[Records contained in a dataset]
※

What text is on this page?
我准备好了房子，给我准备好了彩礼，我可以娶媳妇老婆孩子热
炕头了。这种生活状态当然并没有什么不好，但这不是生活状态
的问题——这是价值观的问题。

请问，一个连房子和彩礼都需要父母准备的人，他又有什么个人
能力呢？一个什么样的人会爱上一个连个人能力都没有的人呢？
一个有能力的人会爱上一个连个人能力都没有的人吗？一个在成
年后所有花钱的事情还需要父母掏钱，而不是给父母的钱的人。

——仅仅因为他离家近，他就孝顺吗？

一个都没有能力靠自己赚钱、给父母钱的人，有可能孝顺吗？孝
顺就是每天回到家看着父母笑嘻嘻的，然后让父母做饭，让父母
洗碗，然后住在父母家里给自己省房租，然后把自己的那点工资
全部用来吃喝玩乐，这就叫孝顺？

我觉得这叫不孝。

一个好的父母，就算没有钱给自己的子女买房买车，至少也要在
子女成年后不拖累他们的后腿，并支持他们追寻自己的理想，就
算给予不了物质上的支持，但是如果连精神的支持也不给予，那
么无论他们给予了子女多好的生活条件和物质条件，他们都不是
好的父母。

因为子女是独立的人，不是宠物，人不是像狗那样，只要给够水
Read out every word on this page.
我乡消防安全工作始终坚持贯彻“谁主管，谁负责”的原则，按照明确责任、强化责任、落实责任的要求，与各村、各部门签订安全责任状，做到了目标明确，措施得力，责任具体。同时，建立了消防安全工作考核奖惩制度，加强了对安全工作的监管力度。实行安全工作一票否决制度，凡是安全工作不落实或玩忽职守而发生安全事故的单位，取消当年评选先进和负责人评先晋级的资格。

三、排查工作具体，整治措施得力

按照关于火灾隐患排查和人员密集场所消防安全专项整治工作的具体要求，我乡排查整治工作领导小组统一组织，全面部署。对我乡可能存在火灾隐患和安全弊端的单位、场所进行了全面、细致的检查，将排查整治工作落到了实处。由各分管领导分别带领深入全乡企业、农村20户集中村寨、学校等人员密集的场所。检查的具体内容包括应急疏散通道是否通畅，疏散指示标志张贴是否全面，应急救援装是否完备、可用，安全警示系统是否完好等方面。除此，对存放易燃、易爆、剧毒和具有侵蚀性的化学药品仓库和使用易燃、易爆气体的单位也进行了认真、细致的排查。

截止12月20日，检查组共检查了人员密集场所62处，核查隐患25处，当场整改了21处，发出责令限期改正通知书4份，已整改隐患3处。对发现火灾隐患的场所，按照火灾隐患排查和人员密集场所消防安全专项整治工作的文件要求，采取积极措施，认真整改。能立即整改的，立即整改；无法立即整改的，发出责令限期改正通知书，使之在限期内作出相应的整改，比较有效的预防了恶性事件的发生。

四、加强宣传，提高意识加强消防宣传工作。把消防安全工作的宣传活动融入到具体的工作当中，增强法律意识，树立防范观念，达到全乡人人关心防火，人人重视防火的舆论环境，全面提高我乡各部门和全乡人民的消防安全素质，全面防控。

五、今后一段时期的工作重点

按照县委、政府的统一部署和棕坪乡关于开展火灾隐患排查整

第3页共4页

※

:: REQUIREMENT ::
From the line containing "Read out every word on this page." down to the final line of the data, write out every line exactly; both the first and last of these belong in your answer, and nothing else does.

:: WRITTEN REPLY ::
Read out every word on this page.
我乡消防安全工作始终坚持贯彻“谁主管，谁负责”的原则，按照明确责任、强化责任、落实责任的要求，与各村、各部门签订安全责任状，做到了目标明确，措施得力，责任具体。同时，建立了消防安全工作考核奖惩制度，加强了对安全工作的监管力度。实行安全工作一票否决制度，凡是安全工作不落实或玩忽职守而发生安全事故的单位，取消当年评选先进和负责人评先晋级的资格。

三、排查工作具体，整治措施得力

按照关于火灾隐患排查和人员密集场所消防安全专项整治工作的具体要求，我乡排查整治工作领导小组统一组织，全面部署。对我乡可能存在火灾隐患和安全弊端的单位、场所进行了全面、细致的检查，将排查整治工作落到了实处。由各分管领导分别带领深入全乡企业、农村20户集中村寨、学校等人员密集的场所。检查的具体内容包括应急疏散通道是否通畅，疏散指示标志张贴是否全面，应急救援装是否完备、可用，安全警示系统是否完好等方面。除此，对存放易燃、易爆、剧毒和具有侵蚀性的化学药品仓库和使用易燃、易爆气体的单位也进行了认真、细致的排查。

截止12月20日，检查组共检查了人员密集场所62处，核查隐患25处，当场整改了21处，发出责令限期改正通知书4份，已整改隐患3处。对发现火灾隐患的场所，按照火灾隐患排查和人员密集场所消防安全专项整治工作的文件要求，采取积极措施，认真整改。能立即整改的，立即整改；无法立即整改的，发出责令限期改正通知书，使之在限期内作出相应的整改，比较有效的预防了恶性事件的发生。

四、加强宣传，提高意识加强消防宣传工作。把消防安全工作的宣传活动融入到具体的工作当中，增强法律意识，树立防范观念，达到全乡人人关心防火，人人重视防火的舆论环境，全面提高我乡各部门和全乡人民的消防安全素质，全面防控。

五、今后一段时期的工作重点

按照县委、政府的统一部署和棕坪乡关于开展火灾隐患排查整

第3页共4页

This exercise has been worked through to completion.